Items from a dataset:

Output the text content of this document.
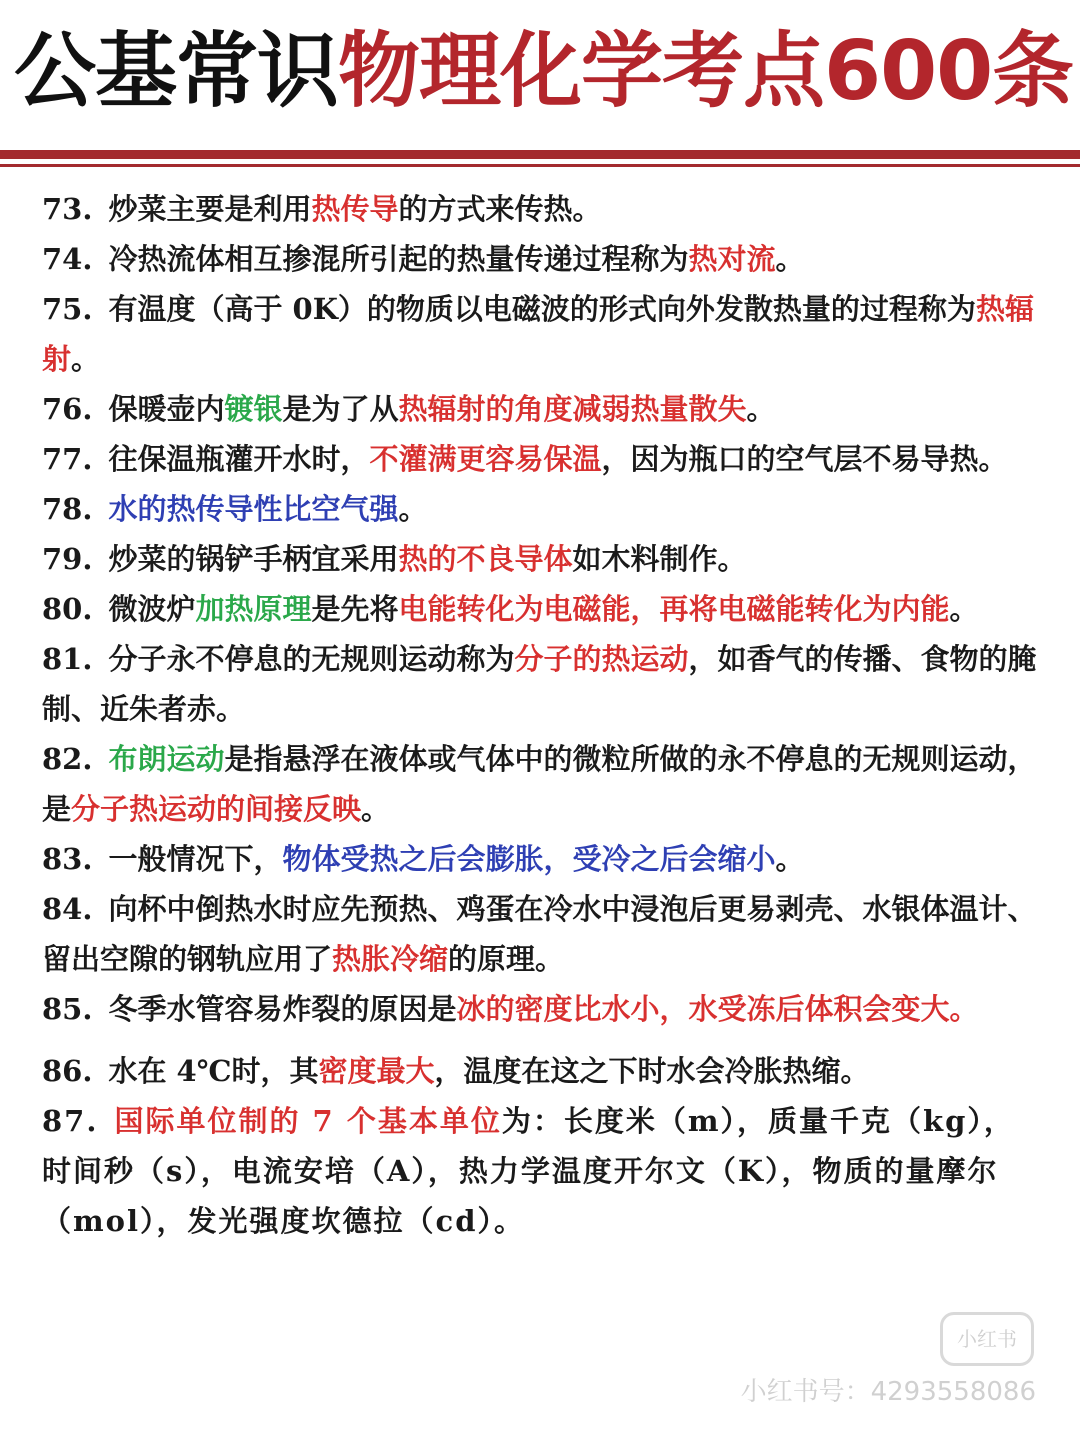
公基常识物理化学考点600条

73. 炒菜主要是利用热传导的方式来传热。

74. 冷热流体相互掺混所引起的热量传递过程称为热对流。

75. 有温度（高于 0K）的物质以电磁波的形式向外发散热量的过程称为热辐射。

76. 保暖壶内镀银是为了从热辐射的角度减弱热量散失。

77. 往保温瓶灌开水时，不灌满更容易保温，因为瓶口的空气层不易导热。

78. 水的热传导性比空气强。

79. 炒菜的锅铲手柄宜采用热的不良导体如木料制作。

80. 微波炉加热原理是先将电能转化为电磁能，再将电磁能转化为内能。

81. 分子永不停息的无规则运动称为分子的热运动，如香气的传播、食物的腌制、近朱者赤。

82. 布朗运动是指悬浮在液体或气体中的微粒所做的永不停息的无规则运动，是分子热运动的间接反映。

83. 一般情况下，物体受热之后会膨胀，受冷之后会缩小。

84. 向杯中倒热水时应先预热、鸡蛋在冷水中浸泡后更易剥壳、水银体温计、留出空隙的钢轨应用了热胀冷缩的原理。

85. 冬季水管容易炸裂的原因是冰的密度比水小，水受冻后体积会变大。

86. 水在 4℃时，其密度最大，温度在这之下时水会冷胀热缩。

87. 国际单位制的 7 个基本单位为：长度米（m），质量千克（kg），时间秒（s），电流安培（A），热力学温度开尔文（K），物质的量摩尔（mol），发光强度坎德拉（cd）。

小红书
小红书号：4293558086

--

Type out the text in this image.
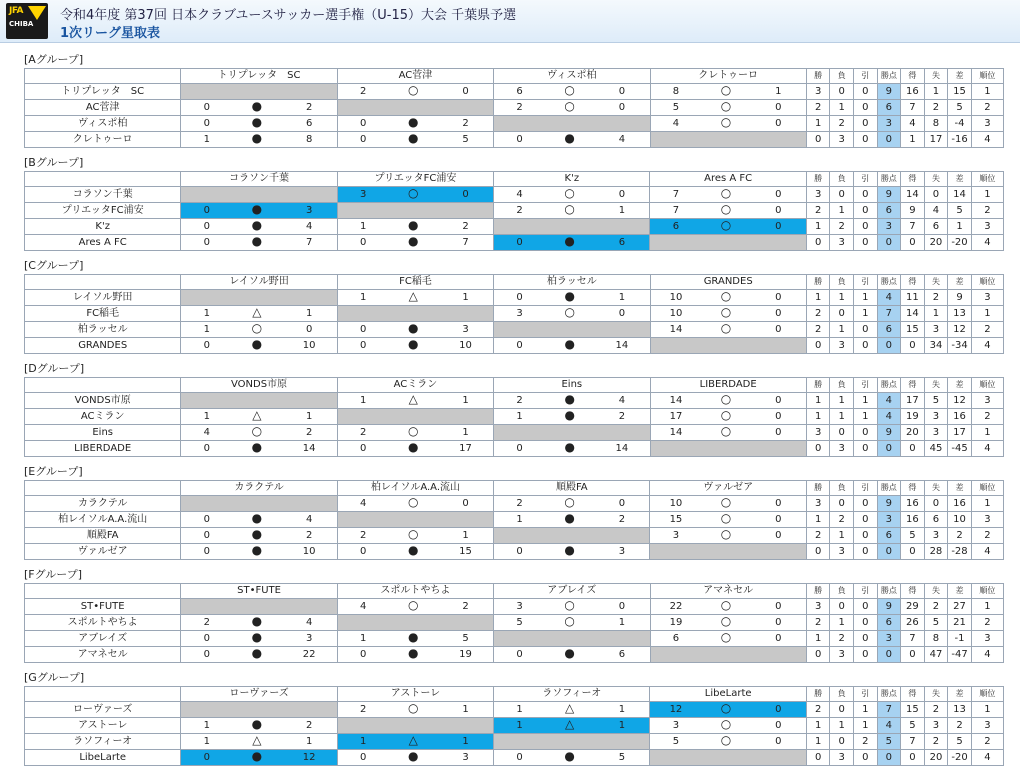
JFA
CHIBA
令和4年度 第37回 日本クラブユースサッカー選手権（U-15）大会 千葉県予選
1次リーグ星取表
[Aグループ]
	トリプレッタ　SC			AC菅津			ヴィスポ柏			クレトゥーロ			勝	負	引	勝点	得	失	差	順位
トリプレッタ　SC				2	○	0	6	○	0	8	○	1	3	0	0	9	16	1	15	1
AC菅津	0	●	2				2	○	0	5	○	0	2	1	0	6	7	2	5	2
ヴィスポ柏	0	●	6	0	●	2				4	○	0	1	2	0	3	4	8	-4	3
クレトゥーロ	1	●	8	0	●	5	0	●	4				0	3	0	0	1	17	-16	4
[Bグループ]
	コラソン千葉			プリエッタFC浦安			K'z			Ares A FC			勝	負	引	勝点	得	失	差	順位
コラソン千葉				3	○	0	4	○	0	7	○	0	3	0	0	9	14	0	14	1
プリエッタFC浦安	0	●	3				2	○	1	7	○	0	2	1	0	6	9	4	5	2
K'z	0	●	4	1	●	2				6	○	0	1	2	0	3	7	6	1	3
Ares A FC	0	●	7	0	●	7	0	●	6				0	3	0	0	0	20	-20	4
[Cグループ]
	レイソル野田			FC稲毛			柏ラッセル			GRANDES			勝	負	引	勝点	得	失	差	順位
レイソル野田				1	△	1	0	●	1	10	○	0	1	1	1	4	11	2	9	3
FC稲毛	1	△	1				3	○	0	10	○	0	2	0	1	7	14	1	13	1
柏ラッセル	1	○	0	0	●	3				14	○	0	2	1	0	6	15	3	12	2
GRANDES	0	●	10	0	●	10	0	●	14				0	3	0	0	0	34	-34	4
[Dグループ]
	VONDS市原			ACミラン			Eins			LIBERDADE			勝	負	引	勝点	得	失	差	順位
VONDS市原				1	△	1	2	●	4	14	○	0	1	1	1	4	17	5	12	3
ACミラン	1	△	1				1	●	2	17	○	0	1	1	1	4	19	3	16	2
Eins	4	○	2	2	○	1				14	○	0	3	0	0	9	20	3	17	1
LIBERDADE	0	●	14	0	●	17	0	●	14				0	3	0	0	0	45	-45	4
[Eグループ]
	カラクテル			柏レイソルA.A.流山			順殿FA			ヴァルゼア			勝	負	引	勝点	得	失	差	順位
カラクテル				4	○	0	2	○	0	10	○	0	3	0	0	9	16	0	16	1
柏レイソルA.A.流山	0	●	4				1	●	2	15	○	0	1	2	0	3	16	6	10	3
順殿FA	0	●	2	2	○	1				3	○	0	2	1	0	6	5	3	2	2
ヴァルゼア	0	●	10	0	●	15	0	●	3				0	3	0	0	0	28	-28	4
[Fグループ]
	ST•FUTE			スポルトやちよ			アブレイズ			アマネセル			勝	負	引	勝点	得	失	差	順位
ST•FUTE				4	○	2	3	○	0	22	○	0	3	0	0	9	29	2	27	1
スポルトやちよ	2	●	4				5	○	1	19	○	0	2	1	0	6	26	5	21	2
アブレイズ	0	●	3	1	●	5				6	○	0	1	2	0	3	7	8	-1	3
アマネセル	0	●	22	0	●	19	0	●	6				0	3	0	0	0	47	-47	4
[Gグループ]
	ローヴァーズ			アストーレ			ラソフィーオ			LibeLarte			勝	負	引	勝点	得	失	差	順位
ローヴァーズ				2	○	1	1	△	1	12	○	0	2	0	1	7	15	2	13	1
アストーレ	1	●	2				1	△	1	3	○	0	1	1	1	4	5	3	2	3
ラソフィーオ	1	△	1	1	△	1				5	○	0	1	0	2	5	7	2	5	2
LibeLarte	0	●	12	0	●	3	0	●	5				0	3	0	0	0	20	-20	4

==

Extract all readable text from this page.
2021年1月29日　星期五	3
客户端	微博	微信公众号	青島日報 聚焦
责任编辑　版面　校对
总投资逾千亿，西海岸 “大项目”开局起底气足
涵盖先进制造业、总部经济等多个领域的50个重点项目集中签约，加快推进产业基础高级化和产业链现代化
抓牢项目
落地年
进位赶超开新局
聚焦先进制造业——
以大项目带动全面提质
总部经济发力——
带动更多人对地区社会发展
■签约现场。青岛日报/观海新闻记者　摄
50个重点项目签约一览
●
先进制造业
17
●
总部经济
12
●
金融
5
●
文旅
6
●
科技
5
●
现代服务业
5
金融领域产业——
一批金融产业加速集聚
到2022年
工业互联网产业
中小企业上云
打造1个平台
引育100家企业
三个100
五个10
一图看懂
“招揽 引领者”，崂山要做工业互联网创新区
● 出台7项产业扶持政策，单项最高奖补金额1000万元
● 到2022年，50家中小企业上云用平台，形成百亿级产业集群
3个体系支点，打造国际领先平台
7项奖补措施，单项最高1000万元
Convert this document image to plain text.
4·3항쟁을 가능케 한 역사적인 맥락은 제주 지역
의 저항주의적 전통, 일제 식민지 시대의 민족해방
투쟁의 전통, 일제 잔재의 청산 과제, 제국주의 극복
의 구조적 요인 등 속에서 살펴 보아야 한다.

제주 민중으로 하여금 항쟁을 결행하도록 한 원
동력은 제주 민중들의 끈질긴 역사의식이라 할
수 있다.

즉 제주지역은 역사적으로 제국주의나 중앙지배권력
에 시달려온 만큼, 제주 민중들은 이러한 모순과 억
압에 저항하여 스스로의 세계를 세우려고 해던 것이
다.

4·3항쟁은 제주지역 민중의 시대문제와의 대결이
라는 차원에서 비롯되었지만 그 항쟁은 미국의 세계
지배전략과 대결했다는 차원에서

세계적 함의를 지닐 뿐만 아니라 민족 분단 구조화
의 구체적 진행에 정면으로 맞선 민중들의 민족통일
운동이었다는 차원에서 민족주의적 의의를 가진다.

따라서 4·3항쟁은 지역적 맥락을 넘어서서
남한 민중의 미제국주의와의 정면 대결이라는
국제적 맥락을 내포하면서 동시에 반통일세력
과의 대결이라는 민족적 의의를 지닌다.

PROBLEM TO SOLVE:
Gather all lines from the listing above in which "トリプレッタ" occurs.

RESPONSE TO THIS EXERCISE:
	トリプレッタ　SC			AC菅津			ヴィスポ柏			クレトゥーロ			勝	負	引	勝点	得	失	差	順位
トリプレッタ　SC				2	○	0	6	○	0	8	○	1	3	0	0	9	16	1	15	1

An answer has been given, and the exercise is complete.